+++ Record list +++

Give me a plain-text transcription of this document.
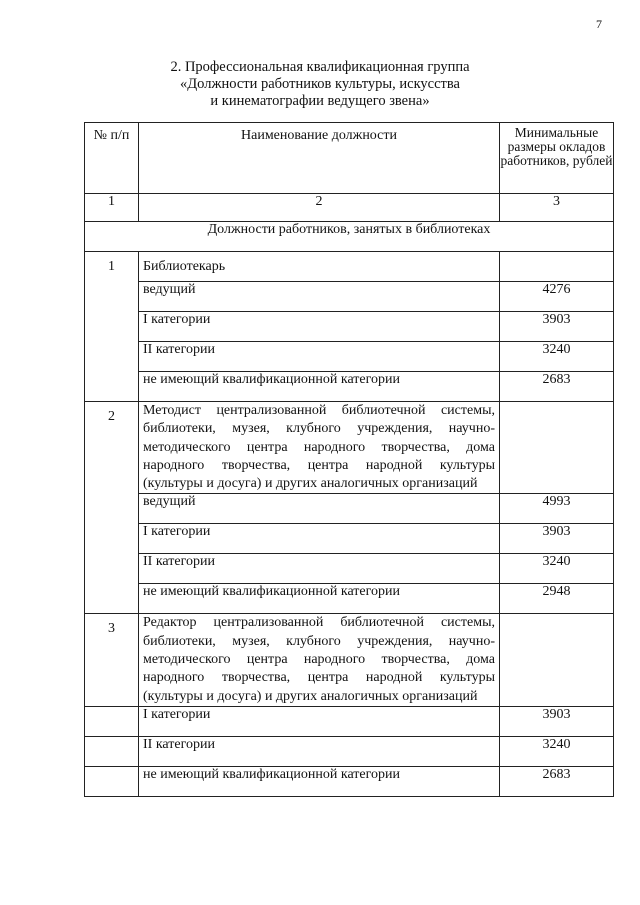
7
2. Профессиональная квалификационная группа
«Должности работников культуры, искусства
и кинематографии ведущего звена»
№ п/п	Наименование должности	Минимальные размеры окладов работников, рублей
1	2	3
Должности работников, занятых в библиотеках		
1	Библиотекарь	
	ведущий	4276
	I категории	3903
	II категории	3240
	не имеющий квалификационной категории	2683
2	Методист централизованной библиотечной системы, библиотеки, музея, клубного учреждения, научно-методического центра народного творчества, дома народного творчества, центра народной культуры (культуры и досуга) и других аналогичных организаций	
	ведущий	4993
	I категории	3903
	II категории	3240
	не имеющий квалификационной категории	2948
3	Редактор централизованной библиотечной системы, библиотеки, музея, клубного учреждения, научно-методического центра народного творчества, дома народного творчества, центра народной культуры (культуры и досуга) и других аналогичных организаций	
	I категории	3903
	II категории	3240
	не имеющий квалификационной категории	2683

+++

Short exercise: Copy the entries above faithfully and omit every image.

Result of this exercise:
Give me a plain-text transcription of this document.
7
2. Профессиональная квалификационная группа
«Должности работников культуры, искусства
и кинематографии ведущего звена»
№ п/п	Наименование должности	Минимальные размеры окладов работников, рублей
1	2	3
Должности работников, занятых в библиотеках		
1	Библиотекарь	
	ведущий	4276
	I категории	3903
	II категории	3240
	не имеющий квалификационной категории	2683
2	Методист централизованной библиотечной системы, библиотеки, музея, клубного учреждения, научно-методического центра народного творчества, дома народного творчества, центра народной культуры (культуры и досуга) и других аналогичных организаций	
	ведущий	4993
	I категории	3903
	II категории	3240
	не имеющий квалификационной категории	2948
3	Редактор централизованной библиотечной системы, библиотеки, музея, клубного учреждения, научно-методического центра народного творчества, дома народного творчества, центра народной культуры (культуры и досуга) и других аналогичных организаций	
	I категории	3903
	II категории	3240
	не имеющий квалификационной категории	2683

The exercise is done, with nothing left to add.